- THE DATA -

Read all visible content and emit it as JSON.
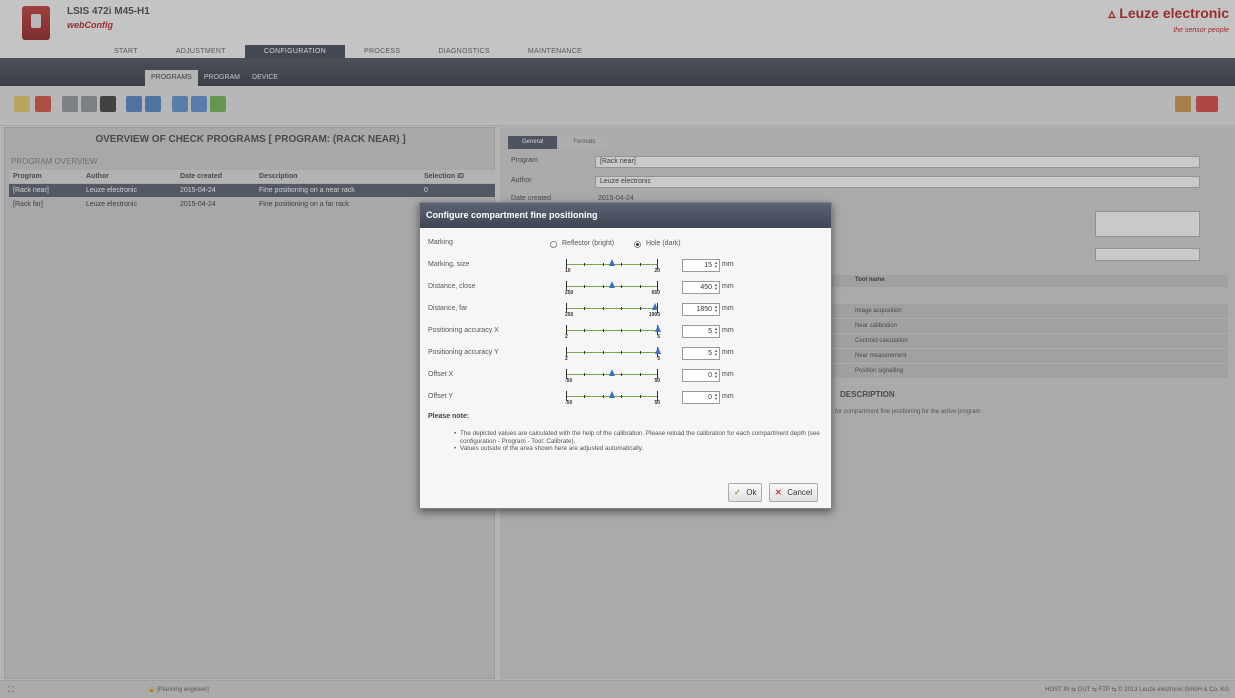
{
  "app": {
    "device": "LSIS 472i M45-H1",
    "name": "webConfig",
    "brand": "Leuze electronic",
    "tagline": "the sensor people"
  },
  "main_tabs": [
    "START",
    "ADJUSTMENT",
    "CONFIGURATION",
    "PROCESS",
    "DIAGNOSTICS",
    "MAINTENANCE"
  ],
  "sub_tabs": [
    "PROGRAMS",
    "PROGRAM",
    "DEVICE"
  ],
  "left": {
    "title": "OVERVIEW OF CHECK PROGRAMS   [ PROGRAM: (RACK NEAR) ]",
    "section": "PROGRAM OVERVIEW",
    "columns": [
      "Program",
      "Author",
      "Date created",
      "Description",
      "Selection ID"
    ],
    "rows": [
      {
        "program": "[Rack near]",
        "author": "Leuze electronic",
        "date": "2015-04-24",
        "description": "Fine positioning on a near rack",
        "selection_id": "0"
      },
      {
        "program": "[Rack far]",
        "author": "Leuze electronic",
        "date": "2015-04-24",
        "description": "Fine positioning on a far rack",
        "selection_id": ""
      }
    ]
  },
  "right": {
    "tabs": [
      "General",
      "Formats"
    ],
    "fields": [
      {
        "label": "Program",
        "value": "[Rack near]"
      },
      {
        "label": "Author",
        "value": "Leuze electronic"
      },
      {
        "label": "Date created",
        "value": "2015-04-24"
      }
    ],
    "tool_header": "Tool name",
    "tools": [
      "Image acquisition",
      "Near calibration",
      "Centroid calculation",
      "Near measurement",
      "Position signalling"
    ],
    "description_title": "DESCRIPTION",
    "description_text": "for compartment fine positioning for the active program"
  },
  "modal": {
    "title": "Configure compartment fine positioning",
    "marking_label": "Marking",
    "marking_options": [
      "Reflector (bright)",
      "Hole (dark)"
    ],
    "marking_selected": "Hole (dark)",
    "rows": [
      {
        "label": "Marking, size",
        "min": "10",
        "max": "20",
        "value": "15",
        "unit": "mm",
        "pos": 0.5
      },
      {
        "label": "Distance, close",
        "min": "250",
        "max": "650",
        "value": "450",
        "unit": "mm",
        "pos": 0.5
      },
      {
        "label": "Distance, far",
        "min": "250",
        "max": "1900",
        "value": "1850",
        "unit": "mm",
        "pos": 0.97
      },
      {
        "label": "Positioning accuracy X",
        "min": "2",
        "max": "5",
        "value": "5",
        "unit": "mm",
        "pos": 1.0
      },
      {
        "label": "Positioning accuracy Y",
        "min": "2",
        "max": "5",
        "value": "5",
        "unit": "mm",
        "pos": 1.0
      },
      {
        "label": "Offset X",
        "min": "-50",
        "max": "50",
        "value": "0",
        "unit": "mm",
        "pos": 0.5
      },
      {
        "label": "Offset Y",
        "min": "-50",
        "max": "50",
        "value": "0",
        "unit": "mm",
        "pos": 0.5
      }
    ],
    "note_title": "Please note:",
    "notes": [
      "The depicted values are calculated with the help of the calibration. Please reload the calibration for each compartment depth (see configuration - Program - Tool: Calibrate).",
      "Values outside of the area shown here are adjusted automatically."
    ],
    "ok_label": "Ok",
    "cancel_label": "Cancel"
  },
  "status": {
    "user": "[Planning engineer]",
    "right": "HOST IN ⇆  OUT ⇆  FTP ⇆    © 2013 Leuze electronic GmbH & Co. KG"
  }
}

- TASK DESCRIPTION -
Word for word, quote the full listing, omitting every picture.

- RESPONSE TO THIS TASK -
Read all visible content and emit it as JSON.
{
  "app": {
    "device": "LSIS 472i M45-H1",
    "name": "webConfig",
    "brand": "Leuze electronic",
    "tagline": "the sensor people"
  },
  "main_tabs": [
    "START",
    "ADJUSTMENT",
    "CONFIGURATION",
    "PROCESS",
    "DIAGNOSTICS",
    "MAINTENANCE"
  ],
  "sub_tabs": [
    "PROGRAMS",
    "PROGRAM",
    "DEVICE"
  ],
  "left": {
    "title": "OVERVIEW OF CHECK PROGRAMS   [ PROGRAM: (RACK NEAR) ]",
    "section": "PROGRAM OVERVIEW",
    "columns": [
      "Program",
      "Author",
      "Date created",
      "Description",
      "Selection ID"
    ],
    "rows": [
      {
        "program": "[Rack near]",
        "author": "Leuze electronic",
        "date": "2015-04-24",
        "description": "Fine positioning on a near rack",
        "selection_id": "0"
      },
      {
        "program": "[Rack far]",
        "author": "Leuze electronic",
        "date": "2015-04-24",
        "description": "Fine positioning on a far rack",
        "selection_id": ""
      }
    ]
  },
  "right": {
    "tabs": [
      "General",
      "Formats"
    ],
    "fields": [
      {
        "label": "Program",
        "value": "[Rack near]"
      },
      {
        "label": "Author",
        "value": "Leuze electronic"
      },
      {
        "label": "Date created",
        "value": "2015-04-24"
      }
    ],
    "tool_header": "Tool name",
    "tools": [
      "Image acquisition",
      "Near calibration",
      "Centroid calculation",
      "Near measurement",
      "Position signalling"
    ],
    "description_title": "DESCRIPTION",
    "description_text": "for compartment fine positioning for the active program"
  },
  "modal": {
    "title": "Configure compartment fine positioning",
    "marking_label": "Marking",
    "marking_options": [
      "Reflector (bright)",
      "Hole (dark)"
    ],
    "marking_selected": "Hole (dark)",
    "rows": [
      {
        "label": "Marking, size",
        "min": "10",
        "max": "20",
        "value": "15",
        "unit": "mm",
        "pos": 0.5
      },
      {
        "label": "Distance, close",
        "min": "250",
        "max": "650",
        "value": "450",
        "unit": "mm",
        "pos": 0.5
      },
      {
        "label": "Distance, far",
        "min": "250",
        "max": "1900",
        "value": "1850",
        "unit": "mm",
        "pos": 0.97
      },
      {
        "label": "Positioning accuracy X",
        "min": "2",
        "max": "5",
        "value": "5",
        "unit": "mm",
        "pos": 1.0
      },
      {
        "label": "Positioning accuracy Y",
        "min": "2",
        "max": "5",
        "value": "5",
        "unit": "mm",
        "pos": 1.0
      },
      {
        "label": "Offset X",
        "min": "-50",
        "max": "50",
        "value": "0",
        "unit": "mm",
        "pos": 0.5
      },
      {
        "label": "Offset Y",
        "min": "-50",
        "max": "50",
        "value": "0",
        "unit": "mm",
        "pos": 0.5
      }
    ],
    "note_title": "Please note:",
    "notes": [
      "The depicted values are calculated with the help of the calibration. Please reload the calibration for each compartment depth (see configuration - Program - Tool: Calibrate).",
      "Values outside of the area shown here are adjusted automatically."
    ],
    "ok_label": "Ok",
    "cancel_label": "Cancel"
  },
  "status": {
    "user": "[Planning engineer]",
    "right": "HOST IN ⇆  OUT ⇆  FTP ⇆    © 2013 Leuze electronic GmbH & Co. KG"
  }
}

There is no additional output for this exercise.